[START Reading text]
Example C++ Health Check Logic

This snippet demonstrates a basic health check within a C++ application. It assumes you have a MySQLConnectionPool class with a ping() method that verifies connectivity.

#include <iostream>
#include <string>
#include <httplib.h> // Assuming cpp-httplib is used
#include <nlohmann/json.hpp> // For JSON serialization

// Forward declaration of your MySQL connection pool
class MySQLConnectionPool;

// Assume this is initialized elsewhere and holds the connection pool
extern MySQLConnectionPool g_mysql_pool;

// Function to perform comprehensive health checks
std::string perform_health_check() {
    nlohmann::json status;
    status["application_status"] = "ok";
    status["dependencies"] = nlohmann::json::object();

    // Check MySQL connection pool
    try {
        if (g_mysql_pool.ping()) {
            status["dependencies"]["mysql"] = "ok";
        } else {
            status["application_status"] = "degraded";
            status["dependencies"]["mysql"] = "unreachable";
        }
    } catch (const std::exception& e) {
        status["application_status"] = "degraded";
        status["dependencies"]["mysql"] = "error: " + std::string(e.what());
    }

    // Add other dependency checks here (e.g., Redis, external services)

    return status.dump(4); // Pretty-printed JSON
}

void setup_health_check_server(int port) {
    httplib::Server svr;

    svr.Get("/healthz", [&](const httplib::Request& req, httplib::Response& res) {
        std::string health_data = perform_health_check();
        nlohmann::json status_json = nlohmann::json::parse(health_data);

        if (status_json.count("application_status") && status_json["application_status"] == "ok") {
            res.set_content(health_data, "application/json");
            res.status = 200;
        } else {
            res.set_content(health_data, "application/json");
            res.status = 503; // Service Unavailable
        }
    });

    std::cout << "Health check server starting on port " << port << std::endl;
    if (!svr.listen("0.0.0.0", port)) {
        std::cerr << "Failed to start health check server!" << std::endl;
        // Handle error appropriately, perhaps exit or retry
    }
}

// In your main function:
// int main() {
//     // ... initialize g_mysql_pool ...
//     std::thread health_thread(setup_health_check_server, 8080);
//     // ... rest of your application logic ...
//     health_thread.join();
//     return 0;
// }

Monitoring MySQL Clusters on DigitalOcean with Prometheus & Grafana

For MySQL clusters, especially those managed by DigitalOcean’s Managed Databases, a robust monitoring solution is essential. Prometheus, coupled with Grafana for visualization, provides a powerful and flexible stack. We’ll focus on setting up the mysqld_exporter to scrape metrics from your MySQL instances.

Deploying and Configuring mysqld_exporter

The mysqld_exporter is a Prometheus exporter that scrapes metrics from MySQL servers. It requires a MySQL user with appropriate privileges.
[END Reading text]
◆ **Work to do**
A. Retype the stretch of the health check text from "Deploying and Configuring" through "with appropriate privileges.".
B. Echo the listing lines from the one containing "113, 448, 116]" through the one containing "position-bottom-radio[interactable] bbox=[314, 157, 330, 173]", both included.
The listing below has no connection to the C++ health check text.
[START Input data]
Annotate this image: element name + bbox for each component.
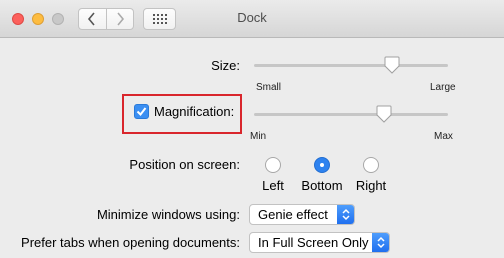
magnification-slider-track[interactable] bbox=[254, 113, 448, 116]
size-max-label: Large bbox=[430, 82, 456, 93]
popup-arrows-icon bbox=[337, 205, 354, 224]
size-slider-knob[interactable] bbox=[384, 56, 400, 74]
position-left-label: Left bbox=[262, 178, 284, 193]
magnification-min-label: Min bbox=[250, 131, 267, 142]
magnification-max-label: Max bbox=[434, 131, 453, 142]
magnification-slider-knob[interactable] bbox=[376, 105, 392, 123]
window-title: Dock bbox=[237, 10, 267, 25]
minimize-label: Minimize windows using: bbox=[96, 207, 240, 222]
minimize-effect-popup[interactable]: Genie effect bbox=[249, 204, 355, 225]
prefer-tabs-label: Prefer tabs when opening documents: bbox=[21, 235, 240, 250]
prefer-tabs-popup[interactable]: In Full Screen Only bbox=[249, 232, 390, 253]
minimize-effect-value: Genie effect bbox=[258, 207, 328, 222]
position-bottom-radio[interactable] bbox=[314, 157, 330, 173]
position-label: Position on screen: bbox=[129, 157, 240, 172]
position-right-label: Right bbox=[355, 178, 387, 193]
position-left-radio[interactable] bbox=[265, 157, 281, 173]
size-min-label: Small bbox=[256, 82, 282, 93]
magnification-checkbox[interactable] bbox=[134, 104, 149, 119]
position-right-radio[interactable] bbox=[363, 157, 379, 173]
size-label: Size: bbox=[211, 58, 240, 73]
magnification-label: Magnification: bbox=[154, 104, 235, 119]
prefer-tabs-value: In Full Screen Only bbox=[258, 235, 369, 250]
checkmark-icon bbox=[136, 107, 147, 117]
position-bottom-label: Bottom bbox=[301, 178, 343, 193]
size-slider-track[interactable] bbox=[254, 64, 448, 67]
title-bar: Dock bbox=[0, 0, 504, 38]
popup-arrows-icon bbox=[372, 233, 389, 252]
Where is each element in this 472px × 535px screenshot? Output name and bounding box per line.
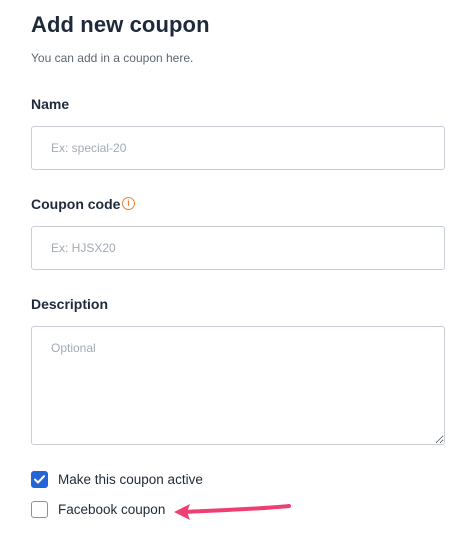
[END Input data]
◆ **Answers to each task**
A.
Deploying and Configuring mysqld_exporter

The mysqld_exporter is a Prometheus exporter that scrapes metrics from MySQL servers. It requires a MySQL user with appropriate privileges.

B.
magnification-slider-track[interactable] bbox=[254, 113, 448, 116]
size-max-label: Large bbox=[430, 82, 456, 93]
popup-arrows-icon bbox=[337, 205, 354, 224]
size-slider-knob[interactable] bbox=[384, 56, 400, 74]
position-left-label: Left bbox=[262, 178, 284, 193]
magnification-min-label: Min bbox=[250, 131, 267, 142]
magnification-max-label: Max bbox=[434, 131, 453, 142]
magnification-slider-knob[interactable] bbox=[376, 105, 392, 123]
window-title: Dock bbox=[237, 10, 267, 25]
minimize-label: Minimize windows using: bbox=[96, 207, 240, 222]
minimize-effect-popup[interactable]: Genie effect bbox=[249, 204, 355, 225]
prefer-tabs-label: Prefer tabs when opening documents: bbox=[21, 235, 240, 250]
prefer-tabs-popup[interactable]: In Full Screen Only bbox=[249, 232, 390, 253]
minimize-effect-value: Genie effect bbox=[258, 207, 328, 222]
position-bottom-radio[interactable] bbox=[314, 157, 330, 173]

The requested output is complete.